• [Исходный текст]
————————
В самом начале века (до 1830-х годов) в московской низовой среде носили преимущественно народный костюм: сарафаны, душегреи, подпоясанные кафтаны без ворота, армяки и пр. Потом все более активно начали осваивать элементы модного европейского платья. В 1840-х годах В. Г. Белинский писал: «Мещанство создало себе какой-то особенный костюм из национального русского и из басурманского немецкого, где неизбежно красуются зеленые перчатки, пуховая шляпа или картуз такого устройства, в котором равно изуродованы и русский, и иностранный типы головной мужской одежды, выростковые сапоги, в которых прячутся нанковые или суконные штанишки; сверху что-то среднее между долгополым жидовским сюртуком и кучерским кафтаном; красная александрийская или ситцевая рубаха с косым воротом, а на шее грязный пестрый платок. Прекрасная половина этого сословия представляет своим костюмом такое же дикое смешение русской одежды с европейскою: женщины ходят большею частию (кроме уж самых бедных) в платьях и шалях порядочных женщин (то есть женщин высших сословий. — В. Я), а волосы прячут под шапочку, сделанную из цветного шелкового платка; белила, румяна и сурьма составляют неотъемлемую часть их самих, точно также, как стеклянные глаза, безжизненное лицо и черные зубы»[251].
Еще и в 1860-х годах горожанки из крестьянок продолжали носить в праздничные дни сарафаны, кисейные рубахи с пышными рукавами, позолоченные перстни со светлыми «глазками» и накидывали на плечи пестрые шерстяные платки.
К последним десятилетиям века обычный мужской костюм состоял из заправленных в сапоги штанов, цветной (а в будни «немаркой» сероватой или желтоватой) рубахи навыпуск, поверх нее жилетка, а поверх жилетки поддевка (иначе «чуйка») — что-то вроде легкого пальто в талию, длиной ниже колен. В самом конце века вместо поддевки чаще уже стали носить пиджак. На голове картуз с козырьком. В подобное платье одевались и фабричные, и мещане, и «серые» купцы, что породило обиходное общемосковское прозвище «чуйка», обозначавшее простолюдина вообще, в том числе и человека неопределенного положения (не то купец, не то мещанин).
Женщины в будни ходили в платочках и ситцевых юбках с кофточкой-баской, а для праздников и «на выход» нередко заводили себе модное платье (порой и не одно) и даже шляпку. Московская мещанка Н. А. Бычкова, умевшая хорошо шить, вспоминала: «Я, конечно, очень нарядами не занималась (где мне в моем положении модничать?), а все ж таки отставать не отставала. Нет-нет, и сошью себе по картинке (из модного журнала. — В. Б.). Молода была, 17 лет»[252].
Мужчины для праздничных случаев обзаводились сюртуком или костюмом-тройкой, но чаще для них признаками праздника по старинке оставались гладко примазанные квасом или коровьим маслом волосы, яркая рубаха и натертые чистым смоленским дегтем громко скрипящие сапоги.
Семейные нравы в низовой среде подчинялись патриархальной традиции: муж был главным над всеми домочадцами, а все семейные недоразумения разрешались рукоприкладством. «Отец, бывало, пьяный придет, давай мать учить, — рассказывала Н. А. Бычкова. — Избить всю — это учить называлось. Потому он муж, ему власть, а по пословице старинной — курица не птица, баба не человек.
————————
• [Требование 1]
Перечислите, что, согласно тексту о костюме московских низов, горожанки из крестьянок носили в праздничные дни в 1860-х годах.
• [Требование 2]
Пожалуйста, воспроизведите без изменений отрывок из текста о костюме московских низов: начните со слов «К последним десятилетиям» и остановитесь после слов «не то мещанин).».
————————
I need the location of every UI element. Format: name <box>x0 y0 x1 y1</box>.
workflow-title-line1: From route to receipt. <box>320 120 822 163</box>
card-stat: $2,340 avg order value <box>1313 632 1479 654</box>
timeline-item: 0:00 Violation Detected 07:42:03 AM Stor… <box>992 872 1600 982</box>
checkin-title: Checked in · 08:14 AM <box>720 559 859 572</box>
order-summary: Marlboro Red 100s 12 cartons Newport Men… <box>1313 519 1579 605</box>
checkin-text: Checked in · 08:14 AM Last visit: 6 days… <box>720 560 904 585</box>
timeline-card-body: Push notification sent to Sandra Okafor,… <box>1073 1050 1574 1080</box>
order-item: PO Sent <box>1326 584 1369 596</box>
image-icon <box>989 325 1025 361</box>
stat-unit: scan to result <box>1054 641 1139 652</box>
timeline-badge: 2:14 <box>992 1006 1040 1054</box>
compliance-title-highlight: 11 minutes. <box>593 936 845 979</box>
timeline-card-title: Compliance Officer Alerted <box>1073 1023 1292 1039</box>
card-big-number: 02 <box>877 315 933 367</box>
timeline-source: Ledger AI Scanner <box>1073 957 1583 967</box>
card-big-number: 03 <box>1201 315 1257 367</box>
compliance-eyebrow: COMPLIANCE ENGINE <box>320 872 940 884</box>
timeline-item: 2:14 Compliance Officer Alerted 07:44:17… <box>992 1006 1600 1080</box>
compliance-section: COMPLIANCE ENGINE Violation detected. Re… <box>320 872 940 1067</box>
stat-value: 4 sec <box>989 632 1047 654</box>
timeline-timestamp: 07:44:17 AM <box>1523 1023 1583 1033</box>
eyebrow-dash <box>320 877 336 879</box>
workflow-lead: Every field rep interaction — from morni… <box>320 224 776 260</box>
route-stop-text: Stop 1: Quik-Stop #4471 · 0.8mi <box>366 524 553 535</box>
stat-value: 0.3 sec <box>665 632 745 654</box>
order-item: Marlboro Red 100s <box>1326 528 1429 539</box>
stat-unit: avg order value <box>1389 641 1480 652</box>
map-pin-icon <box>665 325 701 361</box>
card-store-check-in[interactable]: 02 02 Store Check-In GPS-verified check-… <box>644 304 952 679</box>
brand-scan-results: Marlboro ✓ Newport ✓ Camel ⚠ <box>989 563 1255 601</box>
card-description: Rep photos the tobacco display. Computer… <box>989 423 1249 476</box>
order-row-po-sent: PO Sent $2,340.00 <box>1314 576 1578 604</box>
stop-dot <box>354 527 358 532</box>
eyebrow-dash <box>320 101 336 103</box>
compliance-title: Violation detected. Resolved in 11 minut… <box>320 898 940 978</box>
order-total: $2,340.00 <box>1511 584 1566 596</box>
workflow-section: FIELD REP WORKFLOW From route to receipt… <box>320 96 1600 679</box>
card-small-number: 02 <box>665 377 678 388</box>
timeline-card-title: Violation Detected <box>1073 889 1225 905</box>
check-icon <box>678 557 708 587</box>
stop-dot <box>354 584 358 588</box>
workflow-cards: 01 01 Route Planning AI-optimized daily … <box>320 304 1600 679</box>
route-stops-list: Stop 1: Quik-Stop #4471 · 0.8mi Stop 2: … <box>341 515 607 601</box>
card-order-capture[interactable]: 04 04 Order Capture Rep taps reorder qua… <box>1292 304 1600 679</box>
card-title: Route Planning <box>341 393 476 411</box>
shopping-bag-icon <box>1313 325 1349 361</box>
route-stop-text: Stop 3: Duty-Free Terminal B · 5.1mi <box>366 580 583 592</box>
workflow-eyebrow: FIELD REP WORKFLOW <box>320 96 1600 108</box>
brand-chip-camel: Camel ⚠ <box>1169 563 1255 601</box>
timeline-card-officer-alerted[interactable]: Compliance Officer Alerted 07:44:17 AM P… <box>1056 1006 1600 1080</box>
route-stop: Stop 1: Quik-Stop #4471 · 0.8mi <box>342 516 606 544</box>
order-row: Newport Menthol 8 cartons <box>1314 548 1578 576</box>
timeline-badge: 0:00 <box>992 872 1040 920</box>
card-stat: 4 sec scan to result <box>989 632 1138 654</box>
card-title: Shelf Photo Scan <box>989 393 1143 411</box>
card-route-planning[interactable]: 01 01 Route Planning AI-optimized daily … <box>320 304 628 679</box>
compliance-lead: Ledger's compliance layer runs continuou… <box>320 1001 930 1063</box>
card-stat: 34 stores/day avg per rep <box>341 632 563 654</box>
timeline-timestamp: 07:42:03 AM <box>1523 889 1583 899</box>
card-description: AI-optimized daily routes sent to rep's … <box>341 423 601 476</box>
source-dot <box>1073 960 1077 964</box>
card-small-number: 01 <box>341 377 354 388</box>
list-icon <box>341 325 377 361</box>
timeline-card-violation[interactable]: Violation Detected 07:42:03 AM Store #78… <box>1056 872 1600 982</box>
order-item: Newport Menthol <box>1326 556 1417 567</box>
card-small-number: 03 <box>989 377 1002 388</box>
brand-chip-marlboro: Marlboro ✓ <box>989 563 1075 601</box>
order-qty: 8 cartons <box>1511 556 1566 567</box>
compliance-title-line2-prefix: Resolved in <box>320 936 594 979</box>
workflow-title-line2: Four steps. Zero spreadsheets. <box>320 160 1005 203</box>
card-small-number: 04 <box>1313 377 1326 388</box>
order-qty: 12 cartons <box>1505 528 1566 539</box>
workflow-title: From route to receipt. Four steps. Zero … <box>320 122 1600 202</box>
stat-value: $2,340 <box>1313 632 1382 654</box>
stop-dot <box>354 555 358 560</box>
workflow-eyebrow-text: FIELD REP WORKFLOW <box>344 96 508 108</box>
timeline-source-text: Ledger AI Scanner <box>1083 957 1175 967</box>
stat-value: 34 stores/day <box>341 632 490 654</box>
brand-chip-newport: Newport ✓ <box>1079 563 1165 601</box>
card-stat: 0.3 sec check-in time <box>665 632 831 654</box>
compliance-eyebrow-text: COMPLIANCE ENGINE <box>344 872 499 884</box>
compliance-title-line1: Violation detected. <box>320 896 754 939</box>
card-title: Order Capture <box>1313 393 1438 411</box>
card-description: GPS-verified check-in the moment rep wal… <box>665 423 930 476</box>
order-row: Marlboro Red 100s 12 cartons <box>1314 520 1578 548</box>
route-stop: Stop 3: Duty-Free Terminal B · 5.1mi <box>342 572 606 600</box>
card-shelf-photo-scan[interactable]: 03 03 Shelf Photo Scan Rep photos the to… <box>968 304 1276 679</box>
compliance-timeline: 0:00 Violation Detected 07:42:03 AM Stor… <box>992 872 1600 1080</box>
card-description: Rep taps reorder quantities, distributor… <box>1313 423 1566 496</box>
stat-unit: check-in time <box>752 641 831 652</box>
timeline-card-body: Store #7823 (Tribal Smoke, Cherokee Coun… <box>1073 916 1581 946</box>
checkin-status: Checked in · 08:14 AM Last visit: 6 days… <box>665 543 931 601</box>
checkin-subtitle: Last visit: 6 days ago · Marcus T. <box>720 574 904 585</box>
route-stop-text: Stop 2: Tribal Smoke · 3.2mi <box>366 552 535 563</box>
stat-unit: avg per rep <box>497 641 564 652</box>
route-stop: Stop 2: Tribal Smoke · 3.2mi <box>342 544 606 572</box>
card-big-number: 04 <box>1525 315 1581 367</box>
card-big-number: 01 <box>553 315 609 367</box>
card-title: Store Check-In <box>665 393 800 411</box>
————————
• [Ответ на задание 1]
- сарафаны
- кисейные рубахи с пышными рукавами
- позолоченные перстни со светлыми «глазками»
- пестрые шерстяные платки, которые накидывали на плечи

• [Ответ на задание 2]
К последним десятилетиям века обычный мужской костюм состоял из заправленных в сапоги штанов, цветной (а в будни «немаркой» сероватой или желтоватой) рубахи навыпуск, поверх нее жилетка, а поверх жилетки поддевка (иначе «чуйка») — что-то вроде легкого пальто в талию, длиной ниже колен. В самом конце века вместо поддевки чаще уже стали носить пиджак. На голове картуз с козырьком. В подобное платье одевались и фабричные, и мещане, и «серые» купцы, что породило обиходное общемосковское прозвище «чуйка», обозначавшее простолюдина вообще, в том числе и человека неопределенного положения (не то купец, не то мещанин).